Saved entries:

<<<<

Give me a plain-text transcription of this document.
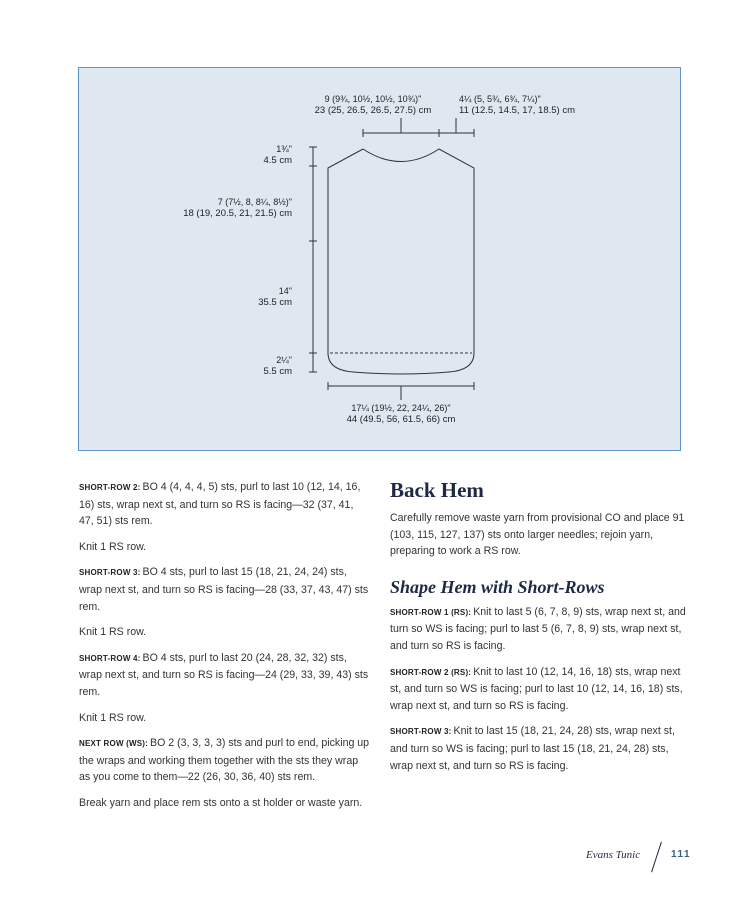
9 (9¾, 10½, 10½, 10¾)"
23 (25, 26.5, 26.5, 27.5) cm
4¼ (5, 5¾, 6¾, 7¼)"
11 (12.5, 14.5, 17, 18.5) cm
1¾"
4.5 cm
7 (7½, 8, 8¼, 8½)"
18 (19, 20.5, 21, 21.5) cm
14"
35.5 cm
2¼"
5.5 cm
17¼ (19½, 22, 24¼, 26)"
44 (49.5, 56, 61.5, 66) cm

SHORT-ROW 2: BO 4 (4, 4, 4, 5) sts, purl to last 10 (12, 14, 16, 16) sts, wrap next st, and turn so RS is facing—32 (37, 41, 47, 51) sts rem.

Knit 1 RS row.

SHORT-ROW 3: BO 4 sts, purl to last 15 (18, 21, 24, 24) sts, wrap next st, and turn so RS is facing—28 (33, 37, 43, 47) sts rem.

Knit 1 RS row.

SHORT-ROW 4: BO 4 sts, purl to last 20 (24, 28, 32, 32) sts, wrap next st, and turn so RS is facing—24 (29, 33, 39, 43) sts rem.

Knit 1 RS row.

NEXT ROW (WS): BO 2 (3, 3, 3, 3) sts and purl to end, picking up the wraps and working them together with the sts they wrap as you come to them—22 (26, 30, 36, 40) sts rem.

Break yarn and place rem sts onto a st holder or waste yarn.

Back Hem

Carefully remove waste yarn from provisional CO and place 91 (103, 115, 127, 137) sts onto larger needles; rejoin yarn, preparing to work a RS row.

Shape Hem with Short-Rows

SHORT-ROW 1 (RS): Knit to last 5 (6, 7, 8, 9) sts, wrap next st, and turn so WS is facing; purl to last 5 (6, 7, 8, 9) sts, wrap next st, and turn so RS is facing.

SHORT-ROW 2 (RS): Knit to last 10 (12, 14, 16, 18) sts, wrap next st, and turn so WS is facing; purl to last 10 (12, 14, 16, 18) sts, wrap next st, and turn so RS is facing.

SHORT-ROW 3: Knit to last 15 (18, 21, 24, 28) sts, wrap next st, and turn so WS is facing; purl to last 15 (18, 21, 24, 28) sts, wrap next st, and turn so RS is facing.

Evans Tunic	111
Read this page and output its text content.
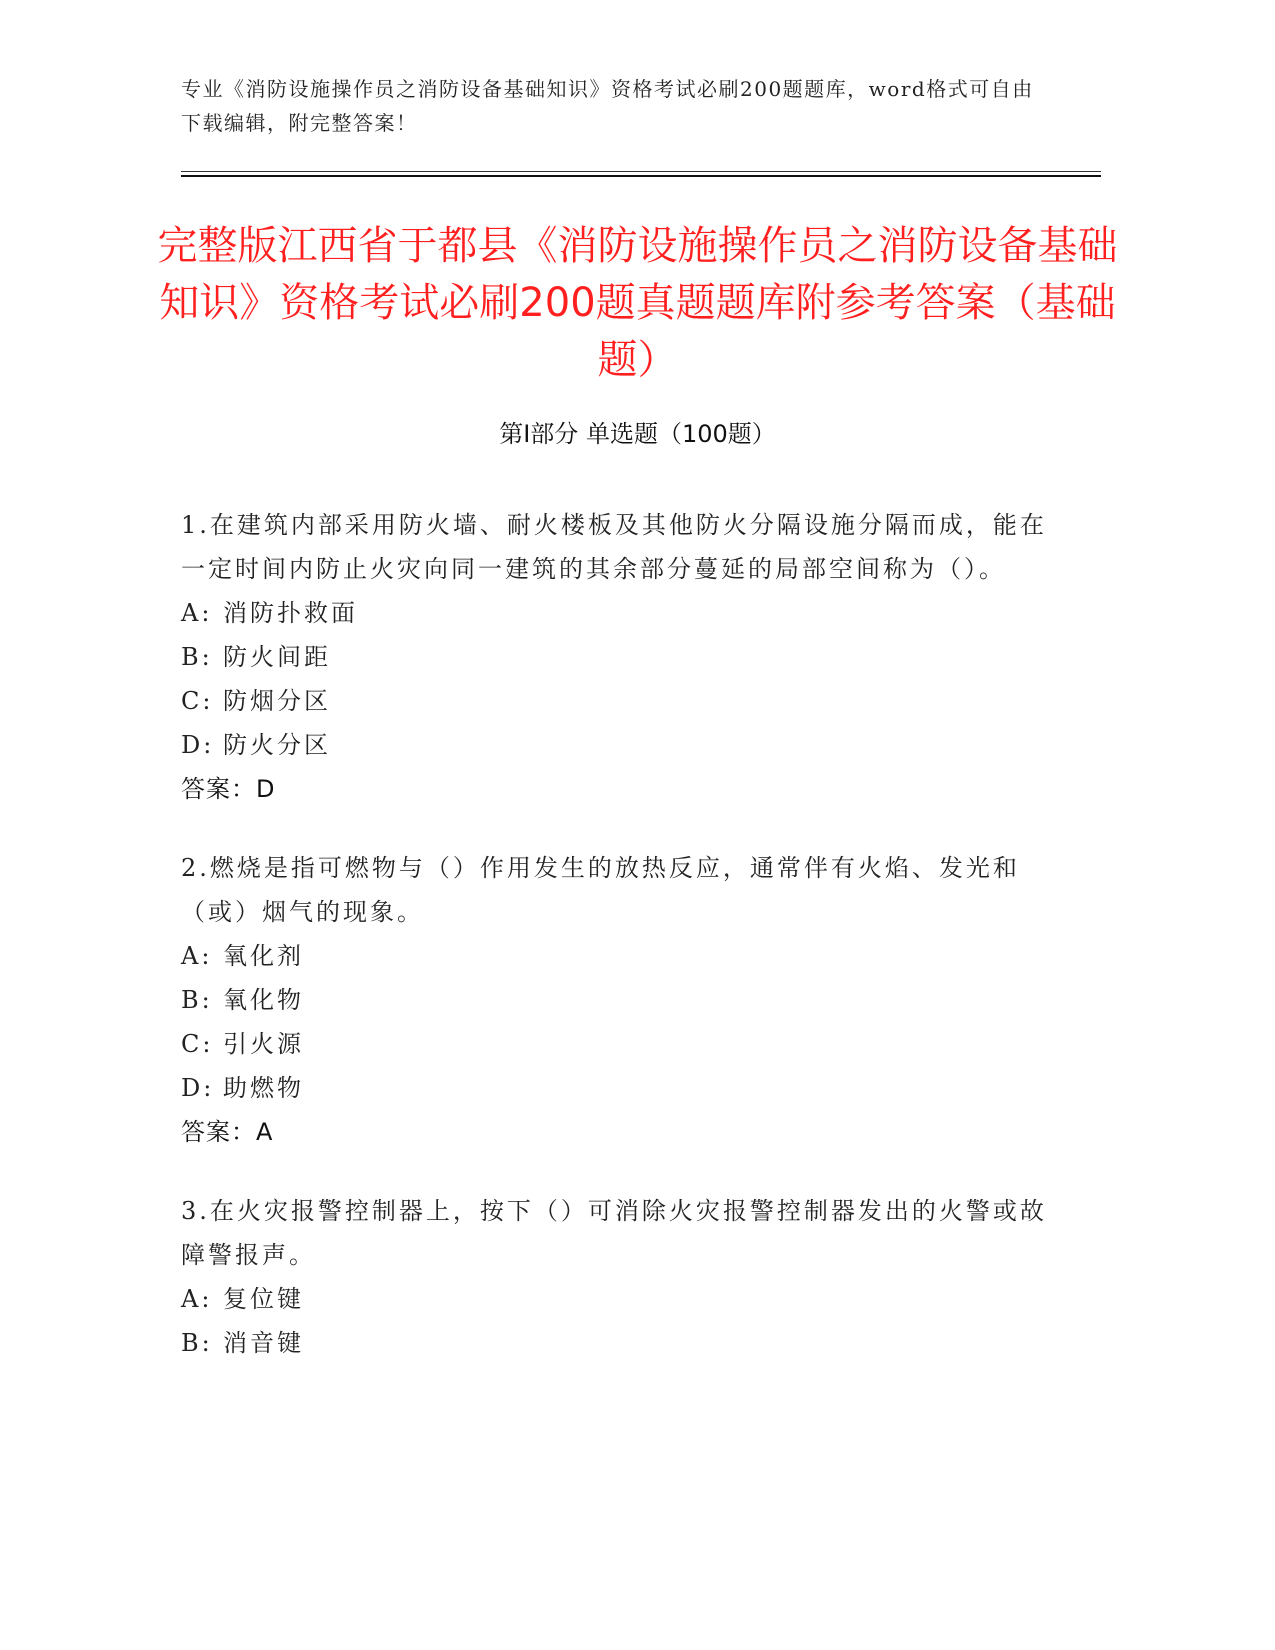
专业《消防设施操作员之消防设备基础知识》资格考试必刷200题题库，word格式可自由下载编辑，附完整答案！
完整版江西省于都县《消防设施操作员之消防设备基础知识》资格考试必刷200题真题题库附参考答案（基础题）
第Ⅰ部分 单选题（100题）

1.在建筑内部采用防火墙、耐火楼板及其他防火分隔设施分隔而成，能在一定时间内防止火灾向同一建筑的其余部分蔓延的局部空间称为（）。

A: 消防扑救面

B: 防火间距

C: 防烟分区

D: 防火分区

答案：D

2.燃烧是指可燃物与（）作用发生的放热反应，通常伴有火焰、发光和（或）烟气的现象。

A: 氧化剂

B: 氧化物

C: 引火源

D: 助燃物

答案：A

3.在火灾报警控制器上，按下（）可消除火灾报警控制器发出的火警或故障警报声。

A: 复位键

B: 消音键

>>>>

Search the listing for the string "with". Copy each line where it turns up.

NEXT ROW (WS): BO 2 (3, 3, 3, 3) sts and purl to end, picking up the wraps and working them together with the sts they wrap as you come to them—22 (26, 30, 36, 40) sts rem.
Shape Hem with Short-Rows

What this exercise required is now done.